Items from a data source
* * * * * * * * *
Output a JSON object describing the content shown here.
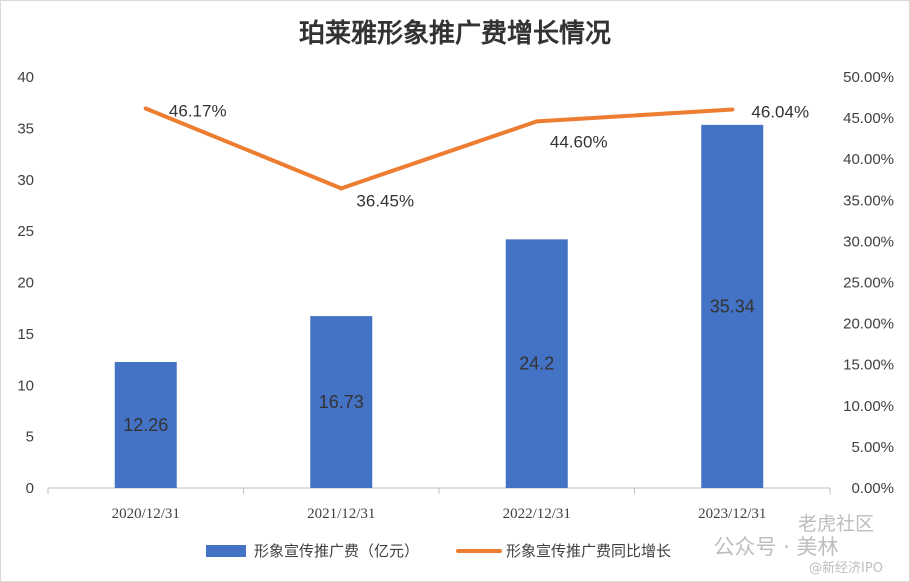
{
  "chart_data": {
    "type": "bar+line",
    "title": "珀莱雅形象推广费增长情况",
    "categories": [
      "2020/12/31",
      "2021/12/31",
      "2022/12/31",
      "2023/12/31"
    ],
    "series": [
      {
        "name": "形象宣传推广费（亿元）",
        "type": "bar",
        "axis": "left",
        "values": [
          12.26,
          16.73,
          24.2,
          35.34
        ],
        "labels": [
          "12.26",
          "16.73",
          "24.2",
          "35.34"
        ],
        "color": "#4472C4"
      },
      {
        "name": "形象宣传推广费同比增长",
        "type": "line",
        "axis": "right",
        "values": [
          46.17,
          36.45,
          44.6,
          46.04
        ],
        "labels": [
          "46.17%",
          "36.45%",
          "44.60%",
          "46.04%"
        ],
        "color": "#ED7D31"
      }
    ],
    "y_left": {
      "min": 0,
      "max": 40,
      "ticks": [
        "0",
        "5",
        "10",
        "15",
        "20",
        "25",
        "30",
        "35",
        "40"
      ]
    },
    "y_right": {
      "min": 0,
      "max": 50,
      "ticks": [
        "0.00%",
        "5.00%",
        "10.00%",
        "15.00%",
        "20.00%",
        "25.00%",
        "30.00%",
        "35.00%",
        "40.00%",
        "45.00%",
        "50.00%"
      ]
    },
    "grid": false,
    "legend_position": "bottom"
  },
  "watermarks": {
    "top": "老虎社区",
    "middle": "公众号 · 美林",
    "bottom": "@新经济IPO"
  }
}
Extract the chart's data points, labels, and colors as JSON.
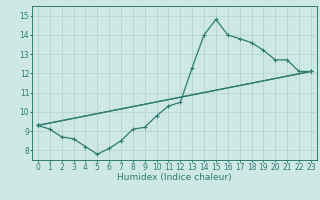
{
  "xlabel": "Humidex (Indice chaleur)",
  "bg_color": "#cde8e5",
  "grid_color": "#b8d4d2",
  "line_color": "#2e7d6e",
  "xlim": [
    -0.5,
    23.5
  ],
  "ylim": [
    7.5,
    15.5
  ],
  "xticks": [
    0,
    1,
    2,
    3,
    4,
    5,
    6,
    7,
    8,
    9,
    10,
    11,
    12,
    13,
    14,
    15,
    16,
    17,
    18,
    19,
    20,
    21,
    22,
    23
  ],
  "yticks": [
    8,
    9,
    10,
    11,
    12,
    13,
    14,
    15
  ],
  "line1_x": [
    0,
    1,
    2,
    3,
    4,
    5,
    6,
    7,
    8,
    9,
    10,
    11,
    12,
    13,
    14,
    15,
    16,
    17,
    18,
    19,
    20,
    21,
    22,
    23
  ],
  "line1_y": [
    9.3,
    9.1,
    8.7,
    8.6,
    8.2,
    7.8,
    8.1,
    8.5,
    9.1,
    9.2,
    9.8,
    10.3,
    10.5,
    12.3,
    14.0,
    14.8,
    14.0,
    13.8,
    13.6,
    13.2,
    12.7,
    12.7,
    12.1,
    12.1
  ],
  "line2_x": [
    0,
    23
  ],
  "line2_y": [
    9.3,
    12.1
  ],
  "line3_x": [
    0,
    23
  ],
  "line3_y": [
    9.3,
    12.1
  ]
}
* * * * * * * * *
[WHAT IS REQUIRED]
Identify the lines in the entries above that contain "bottom", then copy them out.

[RESPONSE TO THE TASK]
    "legend_position": "bottom"
    "bottom": "@新经济IPO"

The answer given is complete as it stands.